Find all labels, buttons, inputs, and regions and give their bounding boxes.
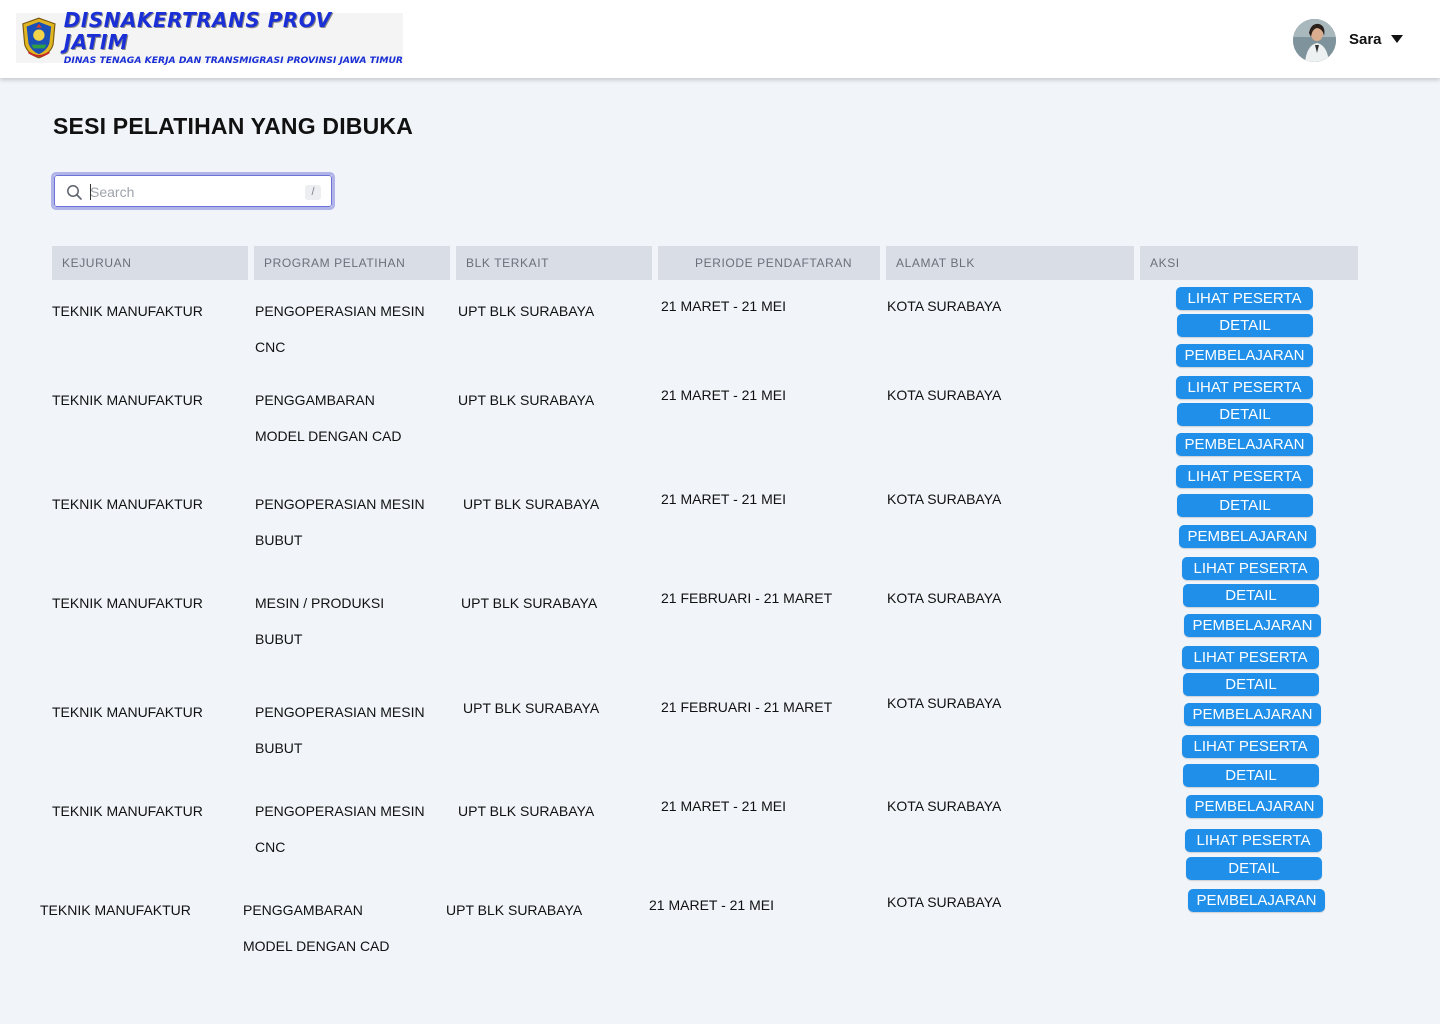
cell-program-line1: MESIN / PRODUKSI bbox=[255, 595, 385, 611]
logo-subtitle: DINAS TENAGA KERJA DAN TRANSMIGRASI PROV… bbox=[63, 55, 403, 66]
cell-program-line2: BUBUT bbox=[255, 740, 303, 756]
pembelajaran-button[interactable]: PEMBELAJARAN bbox=[1179, 525, 1316, 548]
detail-button[interactable]: DETAIL bbox=[1186, 857, 1322, 880]
cell-program-line2: MODEL DENGAN CAD bbox=[255, 428, 402, 444]
avatar[interactable] bbox=[1293, 19, 1336, 62]
detail-button[interactable]: DETAIL bbox=[1183, 673, 1319, 696]
lihat-peserta-button[interactable]: LIHAT PESERTA bbox=[1176, 465, 1313, 488]
search-shortcut-badge: / bbox=[305, 185, 321, 200]
pembelajaran-button[interactable]: PEMBELAJARAN bbox=[1186, 795, 1323, 818]
logo[interactable]: DISNAKERTRANS PROV JATIM DINAS TENAGA KE… bbox=[16, 9, 403, 66]
cell-periode: 21 MARET - 21 MEI bbox=[649, 897, 775, 913]
jatim-emblem-icon bbox=[22, 17, 56, 59]
lihat-peserta-button[interactable]: LIHAT PESERTA bbox=[1182, 646, 1319, 669]
cell-periode: 21 FEBRUARI - 21 MARET bbox=[661, 699, 833, 715]
cell-alamat: KOTA SURABAYA bbox=[887, 387, 1002, 403]
cell-blk: UPT BLK SURABAYA bbox=[458, 803, 595, 819]
cell-kejuruan: TEKNIK MANUFAKTUR bbox=[52, 392, 203, 408]
cell-program-line1: PENGGAMBARAN bbox=[243, 902, 363, 918]
pembelajaran-button[interactable]: PEMBELAJARAN bbox=[1184, 614, 1321, 637]
cell-blk: UPT BLK SURABAYA bbox=[446, 902, 583, 918]
cell-alamat: KOTA SURABAYA bbox=[887, 590, 1002, 606]
cell-periode: 21 MARET - 21 MEI bbox=[661, 491, 787, 507]
cell-periode: 21 MARET - 21 MEI bbox=[661, 798, 787, 814]
pembelajaran-button[interactable]: PEMBELAJARAN bbox=[1176, 433, 1313, 456]
lihat-peserta-button[interactable]: LIHAT PESERTA bbox=[1176, 376, 1313, 399]
logo-title: DISNAKERTRANS PROV JATIM bbox=[63, 8, 332, 54]
detail-button[interactable]: DETAIL bbox=[1183, 764, 1319, 787]
chevron-down-icon[interactable] bbox=[1391, 35, 1403, 43]
cell-kejuruan: TEKNIK MANUFAKTUR bbox=[40, 902, 191, 918]
cell-kejuruan: TEKNIK MANUFAKTUR bbox=[52, 595, 203, 611]
top-header: DISNAKERTRANS PROV JATIM DINAS TENAGA KE… bbox=[0, 0, 1440, 78]
cell-kejuruan: TEKNIK MANUFAKTUR bbox=[52, 496, 203, 512]
column-header-blk: BLK TERKAIT bbox=[456, 246, 652, 280]
cell-program-line2: BUBUT bbox=[255, 532, 303, 548]
column-header-program: PROGRAM PELATIHAN bbox=[254, 246, 450, 280]
lihat-peserta-button[interactable]: LIHAT PESERTA bbox=[1185, 829, 1322, 852]
cell-blk: UPT BLK SURABAYA bbox=[458, 303, 595, 319]
detail-button[interactable]: DETAIL bbox=[1177, 403, 1313, 426]
pembelajaran-button[interactable]: PEMBELAJARAN bbox=[1176, 344, 1313, 367]
user-name[interactable]: Sara bbox=[1349, 31, 1382, 48]
cell-blk: UPT BLK SURABAYA bbox=[458, 392, 595, 408]
cell-program-line1: PENGOPERASIAN MESIN bbox=[255, 704, 425, 720]
column-header-aksi: AKSI bbox=[1140, 246, 1358, 280]
cell-periode: 21 MARET - 21 MEI bbox=[661, 387, 787, 403]
cell-alamat: KOTA SURABAYA bbox=[887, 894, 1002, 910]
page-title: SESI PELATIHAN YANG DIBUKA bbox=[53, 113, 414, 139]
detail-button[interactable]: DETAIL bbox=[1177, 314, 1313, 337]
detail-button[interactable]: DETAIL bbox=[1177, 494, 1313, 517]
column-header-alamat: ALAMAT BLK bbox=[886, 246, 1134, 280]
text-cursor bbox=[90, 184, 91, 200]
cell-program-line2: BUBUT bbox=[255, 631, 303, 647]
cell-program-line2: CNC bbox=[255, 839, 286, 855]
cell-periode: 21 FEBRUARI - 21 MARET bbox=[661, 590, 833, 606]
cell-blk: UPT BLK SURABAYA bbox=[463, 496, 600, 512]
cell-program-line1: PENGOPERASIAN MESIN bbox=[255, 303, 425, 319]
column-header-kejuruan: KEJURUAN bbox=[52, 246, 248, 280]
user-photo-icon bbox=[1293, 19, 1336, 62]
cell-program-line1: PENGGAMBARAN bbox=[255, 392, 375, 408]
pembelajaran-button[interactable]: PEMBELAJARAN bbox=[1188, 889, 1325, 912]
lihat-peserta-button[interactable]: LIHAT PESERTA bbox=[1182, 735, 1319, 758]
pembelajaran-button[interactable]: PEMBELAJARAN bbox=[1184, 703, 1321, 726]
cell-kejuruan: TEKNIK MANUFAKTUR bbox=[52, 704, 203, 720]
lihat-peserta-button[interactable]: LIHAT PESERTA bbox=[1182, 557, 1319, 580]
detail-button[interactable]: DETAIL bbox=[1183, 584, 1319, 607]
search-input[interactable] bbox=[90, 181, 290, 203]
lihat-peserta-button[interactable]: LIHAT PESERTA bbox=[1176, 287, 1313, 310]
cell-blk: UPT BLK SURABAYA bbox=[463, 700, 600, 716]
cell-kejuruan: TEKNIK MANUFAKTUR bbox=[52, 303, 203, 319]
cell-alamat: KOTA SURABAYA bbox=[887, 798, 1002, 814]
cell-program-line2: MODEL DENGAN CAD bbox=[243, 938, 390, 954]
cell-kejuruan: TEKNIK MANUFAKTUR bbox=[52, 803, 203, 819]
cell-periode: 21 MARET - 21 MEI bbox=[661, 298, 787, 314]
cell-alamat: KOTA SURABAYA bbox=[887, 491, 1002, 507]
cell-alamat: KOTA SURABAYA bbox=[887, 695, 1002, 711]
column-header-periode: PERIODE PENDAFTARAN bbox=[658, 246, 880, 280]
cell-program-line1: PENGOPERASIAN MESIN bbox=[255, 803, 425, 819]
search-box[interactable]: / bbox=[51, 172, 335, 210]
cell-alamat: KOTA SURABAYA bbox=[887, 298, 1002, 314]
cell-program-line2: CNC bbox=[255, 339, 286, 355]
search-icon bbox=[67, 185, 82, 200]
cell-blk: UPT BLK SURABAYA bbox=[461, 595, 598, 611]
cell-program-line1: PENGOPERASIAN MESIN bbox=[255, 496, 425, 512]
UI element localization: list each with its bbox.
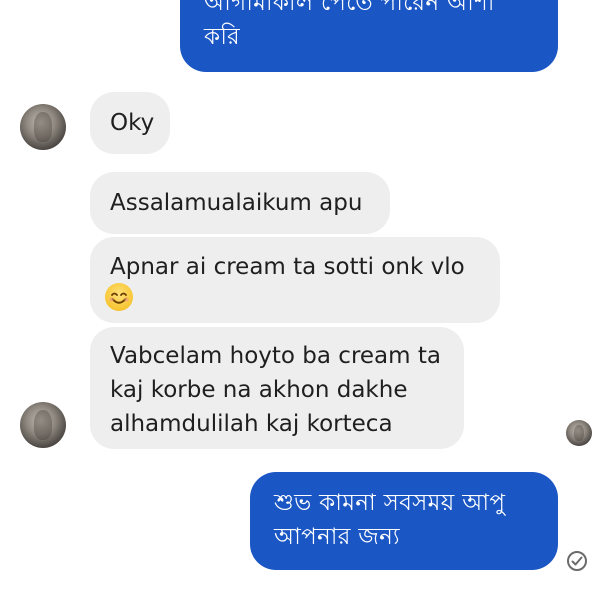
outgoing-message[interactable]: শুভ কামনা সবসময় আপু আপনার জন্য [250, 472, 558, 570]
outgoing-message[interactable]: আগামীকাল পেতে পারেন আশা করি [180, 0, 558, 72]
smiling-face-emoji [105, 283, 133, 311]
message-text-line: Assalamualaikum apu [110, 190, 363, 216]
contact-avatar[interactable] [20, 104, 66, 150]
incoming-message[interactable]: Apnar ai cream ta sotti onk vlo [90, 237, 500, 323]
seen-avatar [566, 420, 592, 446]
message-text-line: kaj korbe na akhon dakhe [110, 377, 408, 403]
incoming-message[interactable]: Vabcelam hoyto ba cream ta kaj korbe na … [90, 327, 464, 449]
chat-thread: আগামীকাল পেতে পারেন আশা করি Oky Assalamu… [0, 0, 600, 600]
message-text-line: Oky [110, 110, 155, 136]
message-text-line: করি [204, 24, 240, 50]
incoming-message[interactable]: Assalamualaikum apu [90, 172, 390, 234]
message-text-line: Vabcelam hoyto ba cream ta [110, 343, 441, 369]
message-text-line: alhamdulilah kaj korteca [110, 411, 393, 437]
message-text-line: Apnar ai cream ta sotti onk vlo [110, 254, 465, 280]
message-text-line: শুভ কামনা সবসময় আপু [274, 490, 506, 516]
incoming-message[interactable]: Oky [90, 92, 170, 154]
seen-check-icon [567, 551, 587, 571]
message-text-line: আগামীকাল পেতে পারেন আশা [204, 0, 495, 16]
message-text-line: আপনার জন্য [274, 524, 400, 550]
contact-avatar[interactable] [20, 402, 66, 448]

------------------------------

__Brief__
Copy verbatim every line of the records from the line containing "outgoing-message[interactable]: শুভ কামনা" through the end of the records, both ends included.

__Exercise output__
outgoing-message[interactable]: শুভ কামনা সবসময় আপু আপনার জন্য [250, 472, 558, 570]
outgoing-message[interactable]: আগামীকাল পেতে পারেন আশা করি [180, 0, 558, 72]
smiling-face-emoji [105, 283, 133, 311]
message-text-line: Assalamualaikum apu [110, 190, 363, 216]
contact-avatar[interactable] [20, 104, 66, 150]
incoming-message[interactable]: Apnar ai cream ta sotti onk vlo [90, 237, 500, 323]
seen-avatar [566, 420, 592, 446]
message-text-line: kaj korbe na akhon dakhe [110, 377, 408, 403]
incoming-message[interactable]: Vabcelam hoyto ba cream ta kaj korbe na … [90, 327, 464, 449]
chat-thread: আগামীকাল পেতে পারেন আশা করি Oky Assalamu… [0, 0, 600, 600]
message-text-line: Oky [110, 110, 155, 136]
message-text-line: করি [204, 24, 240, 50]
incoming-message[interactable]: Assalamualaikum apu [90, 172, 390, 234]
message-text-line: Vabcelam hoyto ba cream ta [110, 343, 441, 369]
message-text-line: alhamdulilah kaj korteca [110, 411, 393, 437]
message-text-line: Apnar ai cream ta sotti onk vlo [110, 254, 465, 280]
message-text-line: শুভ কামনা সবসময় আপু [274, 490, 506, 516]
incoming-message[interactable]: Oky [90, 92, 170, 154]
seen-check-icon [567, 551, 587, 571]
message-text-line: আগামীকাল পেতে পারেন আশা [204, 0, 495, 16]
message-text-line: আপনার জন্য [274, 524, 400, 550]
contact-avatar[interactable] [20, 402, 66, 448]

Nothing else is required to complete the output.